| Records shown |
○ ○ ○ ○
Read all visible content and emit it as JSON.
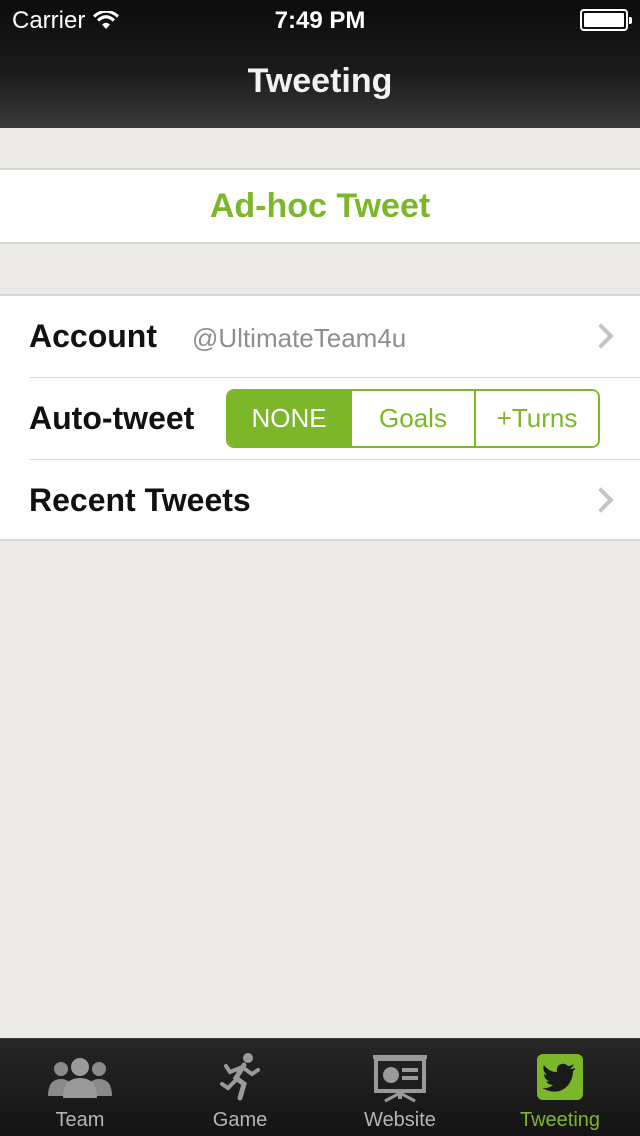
{
  "status_bar": {
    "carrier": "Carrier",
    "time": "7:49 PM"
  },
  "nav": {
    "title": "Tweeting"
  },
  "adhoc": {
    "label": "Ad-hoc Tweet"
  },
  "settings": {
    "account": {
      "label": "Account",
      "value": "@UltimateTeam4u"
    },
    "auto_tweet": {
      "label": "Auto-tweet",
      "options": [
        "NONE",
        "Goals",
        "+Turns"
      ],
      "selected": "NONE"
    },
    "recent": {
      "label": "Recent Tweets"
    }
  },
  "tabs": [
    {
      "label": "Team",
      "icon": "team-icon"
    },
    {
      "label": "Game",
      "icon": "runner-icon"
    },
    {
      "label": "Website",
      "icon": "presentation-icon"
    },
    {
      "label": "Tweeting",
      "icon": "twitter-icon",
      "active": true
    }
  ],
  "colors": {
    "accent": "#7cb72a",
    "nav_bg": "#1a1a1a",
    "page_bg": "#ebeae6"
  }
}
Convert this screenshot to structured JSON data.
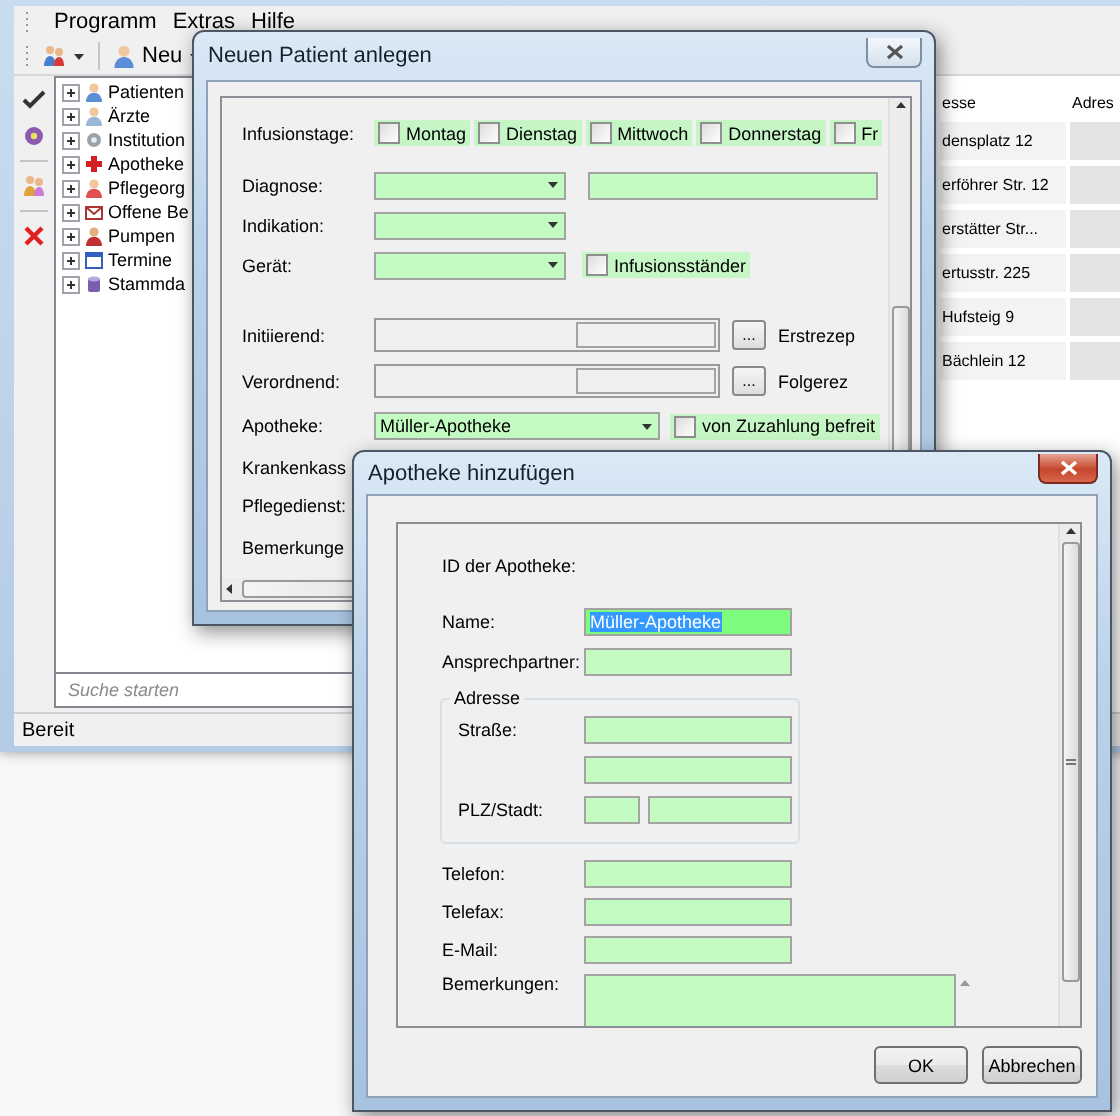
{
  "main_window": {
    "menu": [
      {
        "label": "Programm"
      },
      {
        "label": "Extras"
      },
      {
        "label": "Hilfe"
      }
    ],
    "toolbar": {
      "new_button": "Neu"
    },
    "tree": [
      {
        "label": "Patienten",
        "expanded": false
      },
      {
        "label": "Ärzte",
        "expanded": false
      },
      {
        "label": "Institution",
        "expanded": false
      },
      {
        "label": "Apotheke",
        "expanded": false
      },
      {
        "label": "Pflegeorg",
        "expanded": false
      },
      {
        "label": "Offene Be",
        "expanded": false
      },
      {
        "label": "Pumpen",
        "expanded": false
      },
      {
        "label": "Termine",
        "expanded": false
      },
      {
        "label": "Stammda",
        "expanded": false
      }
    ],
    "search": {
      "placeholder": "Suche starten"
    },
    "table": {
      "columns": [
        "esse",
        "Adres"
      ],
      "rows": [
        "densplatz 12",
        "erföhrer Str. 12",
        "erstätter Str...",
        "ertusstr. 225",
        "Hufsteig 9",
        "Bächlein 12"
      ]
    },
    "status_bar": "Bereit"
  },
  "patient_dialog": {
    "title": "Neuen Patient anlegen",
    "infusion_days": {
      "label": "Infusionstage:",
      "days": [
        {
          "label": "Montag",
          "checked": false
        },
        {
          "label": "Dienstag",
          "checked": false
        },
        {
          "label": "Mittwoch",
          "checked": false
        },
        {
          "label": "Donnerstag",
          "checked": false
        },
        {
          "label": "Fr",
          "checked": false
        }
      ]
    },
    "diagnose": {
      "label": "Diagnose:"
    },
    "indikation": {
      "label": "Indikation:"
    },
    "geraet": {
      "label": "Gerät:",
      "stand": {
        "label": "Infusionsständer",
        "checked": false
      }
    },
    "initiierend": {
      "label": "Initiierend:",
      "button": "...",
      "side_label": "Erstrezep"
    },
    "verordnend": {
      "label": "Verordnend:",
      "button": "...",
      "side_label": "Folgerez"
    },
    "apotheke": {
      "label": "Apotheke:",
      "value": "Müller-Apotheke",
      "exempt": {
        "label": "von Zuzahlung befreit",
        "checked": false
      }
    },
    "krankenkasse_label": "Krankenkass",
    "pflegedienst_label": "Pflegedienst:",
    "bemerkungen_label": "Bemerkunge"
  },
  "pharmacy_dialog": {
    "title": "Apotheke hinzufügen",
    "id_label": "ID der Apotheke:",
    "fields": [
      {
        "label": "Name:",
        "value": "Müller-Apotheke",
        "highlighted": true
      },
      {
        "label": "Ansprechpartner:",
        "highlighted": false
      }
    ],
    "address": {
      "legend": "Adresse",
      "street_label": "Straße:",
      "city_label": "PLZ/Stadt:"
    },
    "contact_fields": [
      {
        "label": "Telefon:"
      },
      {
        "label": "Telefax:"
      },
      {
        "label": "E-Mail:"
      }
    ],
    "remarks_label": "Bemerkungen:",
    "buttons": [
      "OK",
      "Abbrechen"
    ]
  }
}
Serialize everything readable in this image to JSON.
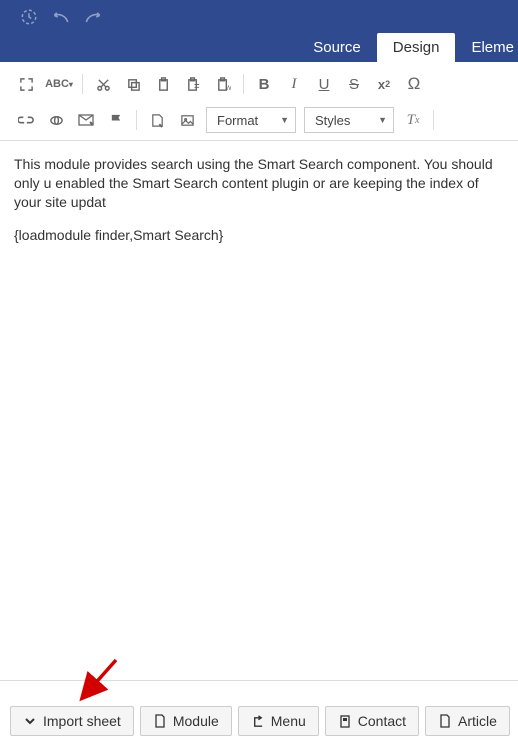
{
  "header": {
    "tabs": {
      "source": "Source",
      "design": "Design",
      "element": "Eleme"
    }
  },
  "dropdowns": {
    "format": "Format",
    "styles": "Styles"
  },
  "content": {
    "para1": "This module provides search using the Smart Search component. You should only u enabled the Smart Search content plugin or are keeping the index of your site updat",
    "para2": "{loadmodule finder,Smart Search}"
  },
  "bottom": {
    "import_sheet": "Import sheet",
    "module": "Module",
    "menu": "Menu",
    "contact": "Contact",
    "article": "Article"
  }
}
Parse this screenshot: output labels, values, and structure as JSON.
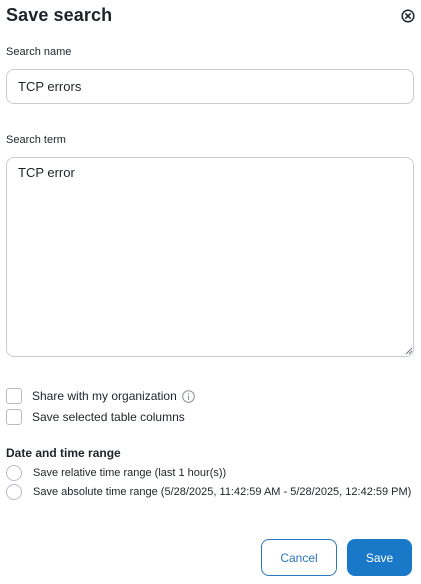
{
  "dialog": {
    "title": "Save search"
  },
  "search_name": {
    "label": "Search name",
    "value": "TCP errors"
  },
  "search_term": {
    "label": "Search term",
    "value": "TCP error"
  },
  "options": {
    "share_label": "Share with my organization",
    "columns_label": "Save selected table columns",
    "share_checked": false,
    "columns_checked": false
  },
  "date_range": {
    "heading": "Date and time range",
    "relative_label": "Save relative time range (last 1 hour(s))",
    "absolute_label": "Save absolute time range (5/28/2025, 11:42:59 AM - 5/28/2025, 12:42:59 PM)"
  },
  "actions": {
    "cancel_label": "Cancel",
    "save_label": "Save"
  },
  "colors": {
    "primary": "#1a78c9",
    "border": "#c9cdd3",
    "text": "#1f2329"
  },
  "icons": {
    "close": "close-circle-icon",
    "info": "info-icon"
  }
}
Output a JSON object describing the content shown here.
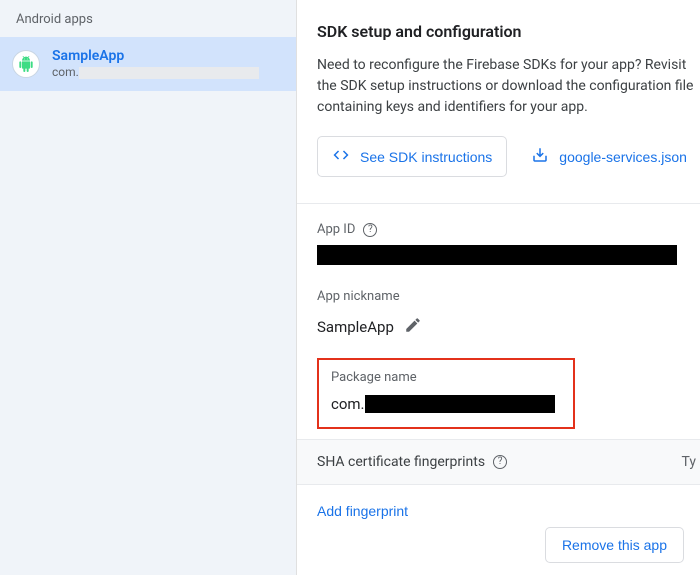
{
  "sidebar": {
    "header": "Android apps",
    "app": {
      "name": "SampleApp",
      "package_prefix": "com."
    }
  },
  "main": {
    "title": "SDK setup and configuration",
    "description": "Need to reconfigure the Firebase SDKs for your app? Revisit the SDK setup instructions or download the configuration file containing keys and identifiers for your app.",
    "buttons": {
      "sdk_instructions": "See SDK instructions",
      "download_config": "google-services.json"
    },
    "fields": {
      "app_id_label": "App ID",
      "nickname_label": "App nickname",
      "nickname_value": "SampleApp",
      "package_label": "Package name",
      "package_prefix": "com."
    },
    "sha": {
      "label": "SHA certificate fingerprints",
      "type_col": "Ty",
      "add_label": "Add fingerprint"
    },
    "footer": {
      "remove_label": "Remove this app"
    }
  },
  "colors": {
    "accent": "#1a73e8",
    "highlight": "#e3311b"
  }
}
○ ○ ○ ○
Make an exact copy of the listing above. Do not include the pictures.

Read all visible content and emit it as JSON.
{
  "status_bar": {
    "carrier": "Carrier",
    "time": "7:49 PM"
  },
  "nav": {
    "title": "Tweeting"
  },
  "adhoc": {
    "label": "Ad-hoc Tweet"
  },
  "settings": {
    "account": {
      "label": "Account",
      "value": "@UltimateTeam4u"
    },
    "auto_tweet": {
      "label": "Auto-tweet",
      "options": [
        "NONE",
        "Goals",
        "+Turns"
      ],
      "selected": "NONE"
    },
    "recent": {
      "label": "Recent Tweets"
    }
  },
  "tabs": [
    {
      "label": "Team",
      "icon": "team-icon"
    },
    {
      "label": "Game",
      "icon": "runner-icon"
    },
    {
      "label": "Website",
      "icon": "presentation-icon"
    },
    {
      "label": "Tweeting",
      "icon": "twitter-icon",
      "active": true
    }
  ],
  "colors": {
    "accent": "#7cb72a",
    "nav_bg": "#1a1a1a",
    "page_bg": "#ebeae6"
  }
}
Convert this screenshot to structured JSON data.
{
  "main_window": {
    "menu": [
      {
        "label": "Programm"
      },
      {
        "label": "Extras"
      },
      {
        "label": "Hilfe"
      }
    ],
    "toolbar": {
      "new_button": "Neu"
    },
    "tree": [
      {
        "label": "Patienten",
        "expanded": false
      },
      {
        "label": "Ärzte",
        "expanded": false
      },
      {
        "label": "Institution",
        "expanded": false
      },
      {
        "label": "Apotheke",
        "expanded": false
      },
      {
        "label": "Pflegeorg",
        "expanded": false
      },
      {
        "label": "Offene Be",
        "expanded": false
      },
      {
        "label": "Pumpen",
        "expanded": false
      },
      {
        "label": "Termine",
        "expanded": false
      },
      {
        "label": "Stammda",
        "expanded": false
      }
    ],
    "search": {
      "placeholder": "Suche starten"
    },
    "table": {
      "columns": [
        "esse",
        "Adres"
      ],
      "rows": [
        "densplatz 12",
        "erföhrer Str. 12",
        "erstätter Str...",
        "ertusstr. 225",
        "Hufsteig 9",
        "Bächlein 12"
      ]
    },
    "status_bar": "Bereit"
  },
  "patient_dialog": {
    "title": "Neuen Patient anlegen",
    "infusion_days": {
      "label": "Infusionstage:",
      "days": [
        {
          "label": "Montag",
          "checked": false
        },
        {
          "label": "Dienstag",
          "checked": false
        },
        {
          "label": "Mittwoch",
          "checked": false
        },
        {
          "label": "Donnerstag",
          "checked": false
        },
        {
          "label": "Fr",
          "checked": false
        }
      ]
    },
    "diagnose": {
      "label": "Diagnose:"
    },
    "indikation": {
      "label": "Indikation:"
    },
    "geraet": {
      "label": "Gerät:",
      "stand": {
        "label": "Infusionsständer",
        "checked": false
      }
    },
    "initiierend": {
      "label": "Initiierend:",
      "button": "...",
      "side_label": "Erstrezep"
    },
    "verordnend": {
      "label": "Verordnend:",
      "button": "...",
      "side_label": "Folgerez"
    },
    "apotheke": {
      "label": "Apotheke:",
      "value": "Müller-Apotheke",
      "exempt": {
        "label": "von Zuzahlung befreit",
        "checked": false
      }
    },
    "krankenkasse_label": "Krankenkass",
    "pflegedienst_label": "Pflegedienst:",
    "bemerkungen_label": "Bemerkunge"
  },
  "pharmacy_dialog": {
    "title": "Apotheke hinzufügen",
    "id_label": "ID der Apotheke:",
    "fields": [
      {
        "label": "Name:",
        "value": "Müller-Apotheke",
        "highlighted": true
      },
      {
        "label": "Ansprechpartner:",
        "highlighted": false
      }
    ],
    "address": {
      "legend": "Adresse",
      "street_label": "Straße:",
      "city_label": "PLZ/Stadt:"
    },
    "contact_fields": [
      {
        "label": "Telefon:"
      },
      {
        "label": "Telefax:"
      },
      {
        "label": "E-Mail:"
      }
    ],
    "remarks_label": "Bemerkungen:",
    "buttons": [
      "OK",
      "Abbrechen"
    ]
  }
}
Serialize everything readable in this image to JSON.
{
  "header": {
    "tabs": {
      "source": "Source",
      "design": "Design",
      "element": "Eleme"
    }
  },
  "dropdowns": {
    "format": "Format",
    "styles": "Styles"
  },
  "content": {
    "para1": "This module provides search using the Smart Search component. You should only u enabled the Smart Search content plugin or are keeping the index of your site updat",
    "para2": "{loadmodule finder,Smart Search}"
  },
  "bottom": {
    "import_sheet": "Import sheet",
    "module": "Module",
    "menu": "Menu",
    "contact": "Contact",
    "article": "Article"
  }
}
Parse this screenshot: output labels, values, and structure as JSON.
{
  "dialog": {
    "title": "Save search"
  },
  "search_name": {
    "label": "Search name",
    "value": "TCP errors"
  },
  "search_term": {
    "label": "Search term",
    "value": "TCP error"
  },
  "options": {
    "share_label": "Share with my organization",
    "columns_label": "Save selected table columns",
    "share_checked": false,
    "columns_checked": false
  },
  "date_range": {
    "heading": "Date and time range",
    "relative_label": "Save relative time range (last 1 hour(s))",
    "absolute_label": "Save absolute time range (5/28/2025, 11:42:59 AM - 5/28/2025, 12:42:59 PM)"
  },
  "actions": {
    "cancel_label": "Cancel",
    "save_label": "Save"
  },
  "colors": {
    "primary": "#1a78c9",
    "border": "#c9cdd3",
    "text": "#1f2329"
  },
  "icons": {
    "close": "close-circle-icon",
    "info": "info-icon"
  }
}
Output a JSON object describing the content shown here.
{
  "sidebar": {
    "header": "Android apps",
    "app": {
      "name": "SampleApp",
      "package_prefix": "com."
    }
  },
  "main": {
    "title": "SDK setup and configuration",
    "description": "Need to reconfigure the Firebase SDKs for your app? Revisit the SDK setup instructions or download the configuration file containing keys and identifiers for your app.",
    "buttons": {
      "sdk_instructions": "See SDK instructions",
      "download_config": "google-services.json"
    },
    "fields": {
      "app_id_label": "App ID",
      "nickname_label": "App nickname",
      "nickname_value": "SampleApp",
      "package_label": "Package name",
      "package_prefix": "com."
    },
    "sha": {
      "label": "SHA certificate fingerprints",
      "type_col": "Ty",
      "add_label": "Add fingerprint"
    },
    "footer": {
      "remove_label": "Remove this app"
    }
  },
  "colors": {
    "accent": "#1a73e8",
    "highlight": "#e3311b"
  }
}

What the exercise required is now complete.